■ **EXERCISE PROMPT**
Please print the lines unchanged, starting at the very beginning of the items and ending at the line that contains "157, 591, 207)".

■ **DATA SECTION**
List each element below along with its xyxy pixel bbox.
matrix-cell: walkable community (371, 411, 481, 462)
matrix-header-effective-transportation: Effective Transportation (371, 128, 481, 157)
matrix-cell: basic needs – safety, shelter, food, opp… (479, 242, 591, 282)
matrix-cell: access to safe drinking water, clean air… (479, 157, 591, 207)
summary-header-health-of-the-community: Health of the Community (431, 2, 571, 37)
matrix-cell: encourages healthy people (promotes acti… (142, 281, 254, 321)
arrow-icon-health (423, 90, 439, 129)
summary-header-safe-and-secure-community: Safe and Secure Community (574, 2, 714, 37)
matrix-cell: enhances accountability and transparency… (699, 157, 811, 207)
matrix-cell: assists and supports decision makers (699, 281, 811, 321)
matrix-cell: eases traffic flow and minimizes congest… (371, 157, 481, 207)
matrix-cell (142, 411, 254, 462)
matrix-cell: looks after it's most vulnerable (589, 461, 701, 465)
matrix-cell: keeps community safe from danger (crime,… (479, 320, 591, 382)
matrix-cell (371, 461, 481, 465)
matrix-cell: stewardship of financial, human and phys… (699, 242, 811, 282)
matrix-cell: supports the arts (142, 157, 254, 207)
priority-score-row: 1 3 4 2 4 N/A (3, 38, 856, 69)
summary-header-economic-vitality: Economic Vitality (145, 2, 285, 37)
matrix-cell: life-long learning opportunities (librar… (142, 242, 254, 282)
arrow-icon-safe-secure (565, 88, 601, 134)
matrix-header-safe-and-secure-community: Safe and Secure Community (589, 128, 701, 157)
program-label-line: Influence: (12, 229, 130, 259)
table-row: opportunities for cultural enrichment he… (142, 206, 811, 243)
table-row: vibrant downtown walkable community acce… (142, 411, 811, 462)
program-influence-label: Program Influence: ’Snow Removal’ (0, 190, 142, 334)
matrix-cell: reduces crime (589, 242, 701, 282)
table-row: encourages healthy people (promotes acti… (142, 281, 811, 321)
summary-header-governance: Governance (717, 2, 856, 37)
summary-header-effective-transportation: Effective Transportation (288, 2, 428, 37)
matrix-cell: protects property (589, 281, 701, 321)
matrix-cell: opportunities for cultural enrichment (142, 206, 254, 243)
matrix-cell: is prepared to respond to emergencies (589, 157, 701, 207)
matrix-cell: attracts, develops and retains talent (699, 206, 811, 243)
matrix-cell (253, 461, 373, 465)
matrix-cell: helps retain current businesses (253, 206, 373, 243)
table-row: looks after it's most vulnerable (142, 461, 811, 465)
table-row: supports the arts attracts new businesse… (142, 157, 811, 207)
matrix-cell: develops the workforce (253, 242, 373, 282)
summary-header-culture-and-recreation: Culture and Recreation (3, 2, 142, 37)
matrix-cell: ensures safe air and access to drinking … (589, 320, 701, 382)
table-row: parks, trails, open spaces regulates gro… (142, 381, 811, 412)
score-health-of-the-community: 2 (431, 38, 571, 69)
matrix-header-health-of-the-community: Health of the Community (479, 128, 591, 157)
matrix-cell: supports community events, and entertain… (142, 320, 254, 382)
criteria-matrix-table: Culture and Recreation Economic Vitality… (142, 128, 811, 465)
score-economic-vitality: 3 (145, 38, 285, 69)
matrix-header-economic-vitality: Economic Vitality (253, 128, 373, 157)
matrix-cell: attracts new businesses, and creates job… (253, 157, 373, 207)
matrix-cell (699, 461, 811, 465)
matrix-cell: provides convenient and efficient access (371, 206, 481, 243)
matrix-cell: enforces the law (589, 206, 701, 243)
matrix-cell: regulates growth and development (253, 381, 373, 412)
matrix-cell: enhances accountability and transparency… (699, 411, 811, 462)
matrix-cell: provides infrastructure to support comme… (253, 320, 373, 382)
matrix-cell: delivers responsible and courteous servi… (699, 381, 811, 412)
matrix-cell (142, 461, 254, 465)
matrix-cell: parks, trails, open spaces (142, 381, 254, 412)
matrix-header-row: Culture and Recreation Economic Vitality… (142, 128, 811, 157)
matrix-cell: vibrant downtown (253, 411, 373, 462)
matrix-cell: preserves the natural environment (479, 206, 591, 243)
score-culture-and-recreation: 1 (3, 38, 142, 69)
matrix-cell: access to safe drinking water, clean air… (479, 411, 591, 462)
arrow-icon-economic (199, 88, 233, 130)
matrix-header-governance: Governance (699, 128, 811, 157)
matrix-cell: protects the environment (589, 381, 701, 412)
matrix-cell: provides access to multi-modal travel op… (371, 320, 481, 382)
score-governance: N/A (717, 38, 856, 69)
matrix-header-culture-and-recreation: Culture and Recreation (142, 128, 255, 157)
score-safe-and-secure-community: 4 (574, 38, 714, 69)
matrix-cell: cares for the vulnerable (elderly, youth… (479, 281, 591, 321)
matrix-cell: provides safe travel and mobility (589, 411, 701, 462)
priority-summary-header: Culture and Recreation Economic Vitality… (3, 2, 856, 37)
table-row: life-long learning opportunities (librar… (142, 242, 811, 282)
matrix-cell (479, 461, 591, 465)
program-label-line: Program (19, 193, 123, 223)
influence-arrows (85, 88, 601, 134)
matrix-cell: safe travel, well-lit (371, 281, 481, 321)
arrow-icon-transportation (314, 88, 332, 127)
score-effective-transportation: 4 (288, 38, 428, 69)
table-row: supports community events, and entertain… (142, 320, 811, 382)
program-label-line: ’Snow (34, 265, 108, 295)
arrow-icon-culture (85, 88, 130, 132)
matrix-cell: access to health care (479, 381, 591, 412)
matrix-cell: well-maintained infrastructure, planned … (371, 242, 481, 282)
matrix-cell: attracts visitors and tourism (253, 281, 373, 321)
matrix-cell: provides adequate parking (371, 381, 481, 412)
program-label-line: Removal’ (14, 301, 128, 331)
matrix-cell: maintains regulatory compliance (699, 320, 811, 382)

■ **THE COMPLETED TASK**
List each element below along with its xyxy pixel bbox.
matrix-cell: walkable community (371, 411, 481, 462)
matrix-header-effective-transportation: Effective Transportation (371, 128, 481, 157)
matrix-cell: basic needs – safety, shelter, food, opp… (479, 242, 591, 282)
matrix-cell: access to safe drinking water, clean air… (479, 157, 591, 207)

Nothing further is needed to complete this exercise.